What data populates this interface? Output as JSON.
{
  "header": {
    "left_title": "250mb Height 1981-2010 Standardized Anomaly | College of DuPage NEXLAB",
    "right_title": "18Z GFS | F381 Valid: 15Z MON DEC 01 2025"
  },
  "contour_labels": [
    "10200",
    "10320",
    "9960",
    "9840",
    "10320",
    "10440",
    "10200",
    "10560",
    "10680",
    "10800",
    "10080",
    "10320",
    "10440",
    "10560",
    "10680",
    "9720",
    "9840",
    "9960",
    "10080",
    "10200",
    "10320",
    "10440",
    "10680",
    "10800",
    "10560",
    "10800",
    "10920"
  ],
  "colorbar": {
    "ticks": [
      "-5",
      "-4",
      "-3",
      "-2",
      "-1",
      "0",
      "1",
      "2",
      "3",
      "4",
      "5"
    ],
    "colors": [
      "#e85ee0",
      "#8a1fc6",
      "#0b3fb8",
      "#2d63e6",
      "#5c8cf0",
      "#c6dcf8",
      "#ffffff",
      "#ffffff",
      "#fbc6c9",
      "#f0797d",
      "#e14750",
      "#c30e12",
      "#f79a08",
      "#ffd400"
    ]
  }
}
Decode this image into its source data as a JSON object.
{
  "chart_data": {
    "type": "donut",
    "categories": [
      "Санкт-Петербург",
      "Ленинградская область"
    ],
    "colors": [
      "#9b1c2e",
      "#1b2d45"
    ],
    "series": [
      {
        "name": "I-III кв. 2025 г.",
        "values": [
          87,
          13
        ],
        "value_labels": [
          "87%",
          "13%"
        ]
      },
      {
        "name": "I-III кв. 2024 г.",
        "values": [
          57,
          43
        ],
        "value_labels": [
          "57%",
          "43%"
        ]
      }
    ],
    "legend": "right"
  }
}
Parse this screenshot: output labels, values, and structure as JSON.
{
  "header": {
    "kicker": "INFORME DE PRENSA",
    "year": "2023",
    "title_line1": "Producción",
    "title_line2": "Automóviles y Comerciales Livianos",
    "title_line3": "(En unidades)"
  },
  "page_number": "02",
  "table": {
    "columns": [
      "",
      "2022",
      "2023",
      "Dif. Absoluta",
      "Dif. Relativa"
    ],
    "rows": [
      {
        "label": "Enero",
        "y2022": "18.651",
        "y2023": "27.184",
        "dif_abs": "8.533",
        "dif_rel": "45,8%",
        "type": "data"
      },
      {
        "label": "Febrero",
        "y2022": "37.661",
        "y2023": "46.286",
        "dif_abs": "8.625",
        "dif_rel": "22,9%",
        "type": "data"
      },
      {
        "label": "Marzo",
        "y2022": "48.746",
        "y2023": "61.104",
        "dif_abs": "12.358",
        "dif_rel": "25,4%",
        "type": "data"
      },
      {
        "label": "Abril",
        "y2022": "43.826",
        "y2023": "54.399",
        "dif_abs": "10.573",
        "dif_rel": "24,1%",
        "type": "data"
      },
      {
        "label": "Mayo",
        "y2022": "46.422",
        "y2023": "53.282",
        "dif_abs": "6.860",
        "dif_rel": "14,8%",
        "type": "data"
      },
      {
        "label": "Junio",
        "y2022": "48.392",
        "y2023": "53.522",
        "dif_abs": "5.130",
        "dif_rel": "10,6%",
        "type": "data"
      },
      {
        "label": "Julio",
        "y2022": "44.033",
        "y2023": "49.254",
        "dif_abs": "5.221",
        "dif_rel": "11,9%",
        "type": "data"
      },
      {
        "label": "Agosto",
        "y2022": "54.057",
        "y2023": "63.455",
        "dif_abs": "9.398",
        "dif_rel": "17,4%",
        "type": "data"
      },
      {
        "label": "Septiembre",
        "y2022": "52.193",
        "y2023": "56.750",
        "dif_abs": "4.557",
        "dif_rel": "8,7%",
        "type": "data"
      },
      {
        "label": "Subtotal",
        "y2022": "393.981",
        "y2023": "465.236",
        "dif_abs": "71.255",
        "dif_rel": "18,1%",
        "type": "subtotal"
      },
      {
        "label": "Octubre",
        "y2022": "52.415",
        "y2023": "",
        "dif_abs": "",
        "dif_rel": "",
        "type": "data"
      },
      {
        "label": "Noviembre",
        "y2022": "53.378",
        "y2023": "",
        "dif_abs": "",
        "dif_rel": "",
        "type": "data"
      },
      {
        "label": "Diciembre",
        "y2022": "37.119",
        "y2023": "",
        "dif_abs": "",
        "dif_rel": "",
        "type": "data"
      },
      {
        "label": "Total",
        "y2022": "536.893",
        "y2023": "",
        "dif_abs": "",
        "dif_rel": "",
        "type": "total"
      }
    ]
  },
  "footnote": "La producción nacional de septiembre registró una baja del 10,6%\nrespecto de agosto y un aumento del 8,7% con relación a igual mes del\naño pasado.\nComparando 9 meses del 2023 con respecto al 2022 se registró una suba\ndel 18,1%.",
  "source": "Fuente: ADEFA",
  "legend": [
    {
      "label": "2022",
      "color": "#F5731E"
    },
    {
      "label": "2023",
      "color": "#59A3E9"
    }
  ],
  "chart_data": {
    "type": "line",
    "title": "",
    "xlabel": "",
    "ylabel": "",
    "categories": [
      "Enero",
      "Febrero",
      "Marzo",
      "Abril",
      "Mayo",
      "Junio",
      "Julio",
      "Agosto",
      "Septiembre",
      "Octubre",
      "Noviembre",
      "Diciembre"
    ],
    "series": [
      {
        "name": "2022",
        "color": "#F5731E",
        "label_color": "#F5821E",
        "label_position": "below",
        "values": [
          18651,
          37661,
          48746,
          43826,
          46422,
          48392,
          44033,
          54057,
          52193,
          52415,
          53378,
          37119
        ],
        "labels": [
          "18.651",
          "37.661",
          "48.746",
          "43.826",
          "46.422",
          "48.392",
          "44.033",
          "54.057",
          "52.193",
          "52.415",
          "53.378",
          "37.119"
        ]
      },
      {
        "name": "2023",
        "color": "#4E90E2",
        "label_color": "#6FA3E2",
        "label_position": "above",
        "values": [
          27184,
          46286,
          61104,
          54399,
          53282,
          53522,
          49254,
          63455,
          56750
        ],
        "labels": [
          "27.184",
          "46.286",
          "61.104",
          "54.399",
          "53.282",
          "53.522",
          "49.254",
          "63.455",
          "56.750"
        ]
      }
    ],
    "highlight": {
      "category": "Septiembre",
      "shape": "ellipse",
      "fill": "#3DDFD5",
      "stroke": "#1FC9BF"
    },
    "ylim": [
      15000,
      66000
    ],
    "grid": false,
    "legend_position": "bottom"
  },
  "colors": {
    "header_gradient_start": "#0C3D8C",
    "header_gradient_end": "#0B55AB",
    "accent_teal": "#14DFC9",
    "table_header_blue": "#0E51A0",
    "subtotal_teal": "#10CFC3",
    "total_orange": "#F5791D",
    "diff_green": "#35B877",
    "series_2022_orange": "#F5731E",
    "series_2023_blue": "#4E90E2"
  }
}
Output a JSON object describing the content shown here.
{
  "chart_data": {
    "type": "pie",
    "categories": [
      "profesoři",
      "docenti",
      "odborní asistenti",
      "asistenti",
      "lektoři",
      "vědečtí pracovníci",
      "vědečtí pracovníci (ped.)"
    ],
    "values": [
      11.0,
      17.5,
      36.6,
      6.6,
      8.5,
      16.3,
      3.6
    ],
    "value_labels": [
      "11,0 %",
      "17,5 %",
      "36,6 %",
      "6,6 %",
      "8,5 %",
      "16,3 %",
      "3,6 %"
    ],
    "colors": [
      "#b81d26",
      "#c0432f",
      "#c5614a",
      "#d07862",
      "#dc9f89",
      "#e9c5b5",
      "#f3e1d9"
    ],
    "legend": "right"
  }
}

===============

*Work to do*. Retype each record exactly, leaving nothing out.

*Answer*.
What data populates this interface? Output as JSON.
{
  "header": {
    "left_title": "250mb Height 1981-2010 Standardized Anomaly | College of DuPage NEXLAB",
    "right_title": "18Z GFS | F381 Valid: 15Z MON DEC 01 2025"
  },
  "contour_labels": [
    "10200",
    "10320",
    "9960",
    "9840",
    "10320",
    "10440",
    "10200",
    "10560",
    "10680",
    "10800",
    "10080",
    "10320",
    "10440",
    "10560",
    "10680",
    "9720",
    "9840",
    "9960",
    "10080",
    "10200",
    "10320",
    "10440",
    "10680",
    "10800",
    "10560",
    "10800",
    "10920"
  ],
  "colorbar": {
    "ticks": [
      "-5",
      "-4",
      "-3",
      "-2",
      "-1",
      "0",
      "1",
      "2",
      "3",
      "4",
      "5"
    ],
    "colors": [
      "#e85ee0",
      "#8a1fc6",
      "#0b3fb8",
      "#2d63e6",
      "#5c8cf0",
      "#c6dcf8",
      "#ffffff",
      "#ffffff",
      "#fbc6c9",
      "#f0797d",
      "#e14750",
      "#c30e12",
      "#f79a08",
      "#ffd400"
    ]
  }
}
Decode this image into its source data as a JSON object.
{
  "chart_data": {
    "type": "donut",
    "categories": [
      "Санкт-Петербург",
      "Ленинградская область"
    ],
    "colors": [
      "#9b1c2e",
      "#1b2d45"
    ],
    "series": [
      {
        "name": "I-III кв. 2025 г.",
        "values": [
          87,
          13
        ],
        "value_labels": [
          "87%",
          "13%"
        ]
      },
      {
        "name": "I-III кв. 2024 г.",
        "values": [
          57,
          43
        ],
        "value_labels": [
          "57%",
          "43%"
        ]
      }
    ],
    "legend": "right"
  }
}
Parse this screenshot: output labels, values, and structure as JSON.
{
  "header": {
    "kicker": "INFORME DE PRENSA",
    "year": "2023",
    "title_line1": "Producción",
    "title_line2": "Automóviles y Comerciales Livianos",
    "title_line3": "(En unidades)"
  },
  "page_number": "02",
  "table": {
    "columns": [
      "",
      "2022",
      "2023",
      "Dif. Absoluta",
      "Dif. Relativa"
    ],
    "rows": [
      {
        "label": "Enero",
        "y2022": "18.651",
        "y2023": "27.184",
        "dif_abs": "8.533",
        "dif_rel": "45,8%",
        "type": "data"
      },
      {
        "label": "Febrero",
        "y2022": "37.661",
        "y2023": "46.286",
        "dif_abs": "8.625",
        "dif_rel": "22,9%",
        "type": "data"
      },
      {
        "label": "Marzo",
        "y2022": "48.746",
        "y2023": "61.104",
        "dif_abs": "12.358",
        "dif_rel": "25,4%",
        "type": "data"
      },
      {
        "label": "Abril",
        "y2022": "43.826",
        "y2023": "54.399",
        "dif_abs": "10.573",
        "dif_rel": "24,1%",
        "type": "data"
      },
      {
        "label": "Mayo",
        "y2022": "46.422",
        "y2023": "53.282",
        "dif_abs": "6.860",
        "dif_rel": "14,8%",
        "type": "data"
      },
      {
        "label": "Junio",
        "y2022": "48.392",
        "y2023": "53.522",
        "dif_abs": "5.130",
        "dif_rel": "10,6%",
        "type": "data"
      },
      {
        "label": "Julio",
        "y2022": "44.033",
        "y2023": "49.254",
        "dif_abs": "5.221",
        "dif_rel": "11,9%",
        "type": "data"
      },
      {
        "label": "Agosto",
        "y2022": "54.057",
        "y2023": "63.455",
        "dif_abs": "9.398",
        "dif_rel": "17,4%",
        "type": "data"
      },
      {
        "label": "Septiembre",
        "y2022": "52.193",
        "y2023": "56.750",
        "dif_abs": "4.557",
        "dif_rel": "8,7%",
        "type": "data"
      },
      {
        "label": "Subtotal",
        "y2022": "393.981",
        "y2023": "465.236",
        "dif_abs": "71.255",
        "dif_rel": "18,1%",
        "type": "subtotal"
      },
      {
        "label": "Octubre",
        "y2022": "52.415",
        "y2023": "",
        "dif_abs": "",
        "dif_rel": "",
        "type": "data"
      },
      {
        "label": "Noviembre",
        "y2022": "53.378",
        "y2023": "",
        "dif_abs": "",
        "dif_rel": "",
        "type": "data"
      },
      {
        "label": "Diciembre",
        "y2022": "37.119",
        "y2023": "",
        "dif_abs": "",
        "dif_rel": "",
        "type": "data"
      },
      {
        "label": "Total",
        "y2022": "536.893",
        "y2023": "",
        "dif_abs": "",
        "dif_rel": "",
        "type": "total"
      }
    ]
  },
  "footnote": "La producción nacional de septiembre registró una baja del 10,6%\nrespecto de agosto y un aumento del 8,7% con relación a igual mes del\naño pasado.\nComparando 9 meses del 2023 con respecto al 2022 se registró una suba\ndel 18,1%.",
  "source": "Fuente: ADEFA",
  "legend": [
    {
      "label": "2022",
      "color": "#F5731E"
    },
    {
      "label": "2023",
      "color": "#59A3E9"
    }
  ],
  "chart_data": {
    "type": "line",
    "title": "",
    "xlabel": "",
    "ylabel": "",
    "categories": [
      "Enero",
      "Febrero",
      "Marzo",
      "Abril",
      "Mayo",
      "Junio",
      "Julio",
      "Agosto",
      "Septiembre",
      "Octubre",
      "Noviembre",
      "Diciembre"
    ],
    "series": [
      {
        "name": "2022",
        "color": "#F5731E",
        "label_color": "#F5821E",
        "label_position": "below",
        "values": [
          18651,
          37661,
          48746,
          43826,
          46422,
          48392,
          44033,
          54057,
          52193,
          52415,
          53378,
          37119
        ],
        "labels": [
          "18.651",
          "37.661",
          "48.746",
          "43.826",
          "46.422",
          "48.392",
          "44.033",
          "54.057",
          "52.193",
          "52.415",
          "53.378",
          "37.119"
        ]
      },
      {
        "name": "2023",
        "color": "#4E90E2",
        "label_color": "#6FA3E2",
        "label_position": "above",
        "values": [
          27184,
          46286,
          61104,
          54399,
          53282,
          53522,
          49254,
          63455,
          56750
        ],
        "labels": [
          "27.184",
          "46.286",
          "61.104",
          "54.399",
          "53.282",
          "53.522",
          "49.254",
          "63.455",
          "56.750"
        ]
      }
    ],
    "highlight": {
      "category": "Septiembre",
      "shape": "ellipse",
      "fill": "#3DDFD5",
      "stroke": "#1FC9BF"
    },
    "ylim": [
      15000,
      66000
    ],
    "grid": false,
    "legend_position": "bottom"
  },
  "colors": {
    "header_gradient_start": "#0C3D8C",
    "header_gradient_end": "#0B55AB",
    "accent_teal": "#14DFC9",
    "table_header_blue": "#0E51A0",
    "subtotal_teal": "#10CFC3",
    "total_orange": "#F5791D",
    "diff_green": "#35B877",
    "series_2022_orange": "#F5731E",
    "series_2023_blue": "#4E90E2"
  }
}
Output a JSON object describing the content shown here.
{
  "chart_data": {
    "type": "pie",
    "categories": [
      "profesoři",
      "docenti",
      "odborní asistenti",
      "asistenti",
      "lektoři",
      "vědečtí pracovníci",
      "vědečtí pracovníci (ped.)"
    ],
    "values": [
      11.0,
      17.5,
      36.6,
      6.6,
      8.5,
      16.3,
      3.6
    ],
    "value_labels": [
      "11,0 %",
      "17,5 %",
      "36,6 %",
      "6,6 %",
      "8,5 %",
      "16,3 %",
      "3,6 %"
    ],
    "colors": [
      "#b81d26",
      "#c0432f",
      "#c5614a",
      "#d07862",
      "#dc9f89",
      "#e9c5b5",
      "#f3e1d9"
    ],
    "legend": "right"
  }
}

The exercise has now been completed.